(Stored data entries)
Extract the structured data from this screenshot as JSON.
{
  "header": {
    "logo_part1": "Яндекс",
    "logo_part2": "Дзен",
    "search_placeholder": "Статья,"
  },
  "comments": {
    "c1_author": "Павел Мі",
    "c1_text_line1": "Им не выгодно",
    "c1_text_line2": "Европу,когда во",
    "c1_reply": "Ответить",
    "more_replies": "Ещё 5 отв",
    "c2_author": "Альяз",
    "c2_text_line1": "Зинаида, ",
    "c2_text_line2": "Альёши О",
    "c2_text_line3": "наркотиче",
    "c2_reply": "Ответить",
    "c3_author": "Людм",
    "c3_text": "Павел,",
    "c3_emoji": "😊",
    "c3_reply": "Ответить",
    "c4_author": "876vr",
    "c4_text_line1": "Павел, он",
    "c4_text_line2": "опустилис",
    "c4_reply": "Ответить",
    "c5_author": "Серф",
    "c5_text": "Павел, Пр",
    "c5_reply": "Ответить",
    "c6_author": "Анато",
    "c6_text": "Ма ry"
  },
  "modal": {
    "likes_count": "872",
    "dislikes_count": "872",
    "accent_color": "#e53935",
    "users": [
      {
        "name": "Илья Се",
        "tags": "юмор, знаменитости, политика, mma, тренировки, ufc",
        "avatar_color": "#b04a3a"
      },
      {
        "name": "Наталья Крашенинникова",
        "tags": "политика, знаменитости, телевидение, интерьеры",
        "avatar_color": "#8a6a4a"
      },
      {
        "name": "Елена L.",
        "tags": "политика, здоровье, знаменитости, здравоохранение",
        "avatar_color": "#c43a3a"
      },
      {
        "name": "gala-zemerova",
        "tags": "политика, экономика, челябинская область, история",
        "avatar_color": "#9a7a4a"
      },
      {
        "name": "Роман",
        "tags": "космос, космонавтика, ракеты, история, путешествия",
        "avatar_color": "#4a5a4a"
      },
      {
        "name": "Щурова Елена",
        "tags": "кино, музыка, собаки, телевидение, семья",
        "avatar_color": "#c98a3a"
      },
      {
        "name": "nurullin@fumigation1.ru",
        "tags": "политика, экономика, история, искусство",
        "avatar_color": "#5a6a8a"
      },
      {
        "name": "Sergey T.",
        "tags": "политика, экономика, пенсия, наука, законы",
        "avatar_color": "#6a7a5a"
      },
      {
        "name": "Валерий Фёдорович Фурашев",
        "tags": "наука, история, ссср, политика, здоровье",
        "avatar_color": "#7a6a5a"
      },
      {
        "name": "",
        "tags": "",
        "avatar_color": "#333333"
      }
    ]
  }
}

● WHAT YOU NEED TO DO
Print the complete listing again, exactly as it stands.

● SOLUTION
Extract the structured data from this screenshot as JSON.
{
  "header": {
    "logo_part1": "Яндекс",
    "logo_part2": "Дзен",
    "search_placeholder": "Статья,"
  },
  "comments": {
    "c1_author": "Павел Мі",
    "c1_text_line1": "Им не выгодно",
    "c1_text_line2": "Европу,когда во",
    "c1_reply": "Ответить",
    "more_replies": "Ещё 5 отв",
    "c2_author": "Альяз",
    "c2_text_line1": "Зинаида, ",
    "c2_text_line2": "Альёши О",
    "c2_text_line3": "наркотиче",
    "c2_reply": "Ответить",
    "c3_author": "Людм",
    "c3_text": "Павел,",
    "c3_emoji": "😊",
    "c3_reply": "Ответить",
    "c4_author": "876vr",
    "c4_text_line1": "Павел, он",
    "c4_text_line2": "опустилис",
    "c4_reply": "Ответить",
    "c5_author": "Серф",
    "c5_text": "Павел, Пр",
    "c5_reply": "Ответить",
    "c6_author": "Анато",
    "c6_text": "Ма ry"
  },
  "modal": {
    "likes_count": "872",
    "dislikes_count": "872",
    "accent_color": "#e53935",
    "users": [
      {
        "name": "Илья Се",
        "tags": "юмор, знаменитости, политика, mma, тренировки, ufc",
        "avatar_color": "#b04a3a"
      },
      {
        "name": "Наталья Крашенинникова",
        "tags": "политика, знаменитости, телевидение, интерьеры",
        "avatar_color": "#8a6a4a"
      },
      {
        "name": "Елена L.",
        "tags": "политика, здоровье, знаменитости, здравоохранение",
        "avatar_color": "#c43a3a"
      },
      {
        "name": "gala-zemerova",
        "tags": "политика, экономика, челябинская область, история",
        "avatar_color": "#9a7a4a"
      },
      {
        "name": "Роман",
        "tags": "космос, космонавтика, ракеты, история, путешествия",
        "avatar_color": "#4a5a4a"
      },
      {
        "name": "Щурова Елена",
        "tags": "кино, музыка, собаки, телевидение, семья",
        "avatar_color": "#c98a3a"
      },
      {
        "name": "nurullin@fumigation1.ru",
        "tags": "политика, экономика, история, искусство",
        "avatar_color": "#5a6a8a"
      },
      {
        "name": "Sergey T.",
        "tags": "политика, экономика, пенсия, наука, законы",
        "avatar_color": "#6a7a5a"
      },
      {
        "name": "Валерий Фёдорович Фурашев",
        "tags": "наука, история, ссср, политика, здоровье",
        "avatar_color": "#7a6a5a"
      },
      {
        "name": "",
        "tags": "",
        "avatar_color": "#333333"
      }
    ]
  }
}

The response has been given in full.